# START OF Given data

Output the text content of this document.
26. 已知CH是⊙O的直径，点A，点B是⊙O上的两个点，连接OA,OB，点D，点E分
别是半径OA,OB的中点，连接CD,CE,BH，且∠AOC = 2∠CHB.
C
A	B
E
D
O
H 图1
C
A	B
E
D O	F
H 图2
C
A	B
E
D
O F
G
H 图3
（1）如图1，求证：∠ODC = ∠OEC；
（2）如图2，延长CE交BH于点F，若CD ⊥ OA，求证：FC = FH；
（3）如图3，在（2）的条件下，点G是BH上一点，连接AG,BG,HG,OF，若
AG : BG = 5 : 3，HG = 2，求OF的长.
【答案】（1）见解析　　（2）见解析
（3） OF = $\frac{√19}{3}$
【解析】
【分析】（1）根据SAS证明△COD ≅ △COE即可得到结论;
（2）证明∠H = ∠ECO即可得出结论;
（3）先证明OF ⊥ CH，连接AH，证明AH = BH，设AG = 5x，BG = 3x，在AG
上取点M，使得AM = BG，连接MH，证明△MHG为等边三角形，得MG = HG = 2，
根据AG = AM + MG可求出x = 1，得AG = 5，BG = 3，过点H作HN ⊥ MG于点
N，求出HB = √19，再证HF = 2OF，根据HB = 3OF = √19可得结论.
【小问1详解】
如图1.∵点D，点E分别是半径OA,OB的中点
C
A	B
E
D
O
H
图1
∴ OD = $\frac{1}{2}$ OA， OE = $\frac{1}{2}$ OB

# END OF Given data

Objective: Type out the entries again, word for word.

Solution to the exercise:
Output the text content of this document.
26. 已知CH是⊙O的直径，点A，点B是⊙O上的两个点，连接OA,OB，点D，点E分
别是半径OA,OB的中点，连接CD,CE,BH，且∠AOC = 2∠CHB.
C
A	B
E
D
O
H 图1
C
A	B
E
D O	F
H 图2
C
A	B
E
D
O F
G
H 图3
（1）如图1，求证：∠ODC = ∠OEC；
（2）如图2，延长CE交BH于点F，若CD ⊥ OA，求证：FC = FH；
（3）如图3，在（2）的条件下，点G是BH上一点，连接AG,BG,HG,OF，若
AG : BG = 5 : 3，HG = 2，求OF的长.
【答案】（1）见解析　　（2）见解析
（3） OF = $\frac{√19}{3}$
【解析】
【分析】（1）根据SAS证明△COD ≅ △COE即可得到结论;
（2）证明∠H = ∠ECO即可得出结论;
（3）先证明OF ⊥ CH，连接AH，证明AH = BH，设AG = 5x，BG = 3x，在AG
上取点M，使得AM = BG，连接MH，证明△MHG为等边三角形，得MG = HG = 2，
根据AG = AM + MG可求出x = 1，得AG = 5，BG = 3，过点H作HN ⊥ MG于点
N，求出HB = √19，再证HF = 2OF，根据HB = 3OF = √19可得结论.
【小问1详解】
如图1.∵点D，点E分别是半径OA,OB的中点
C
A	B
E
D
O
H
图1
∴ OD = $\frac{1}{2}$ OA， OE = $\frac{1}{2}$ OB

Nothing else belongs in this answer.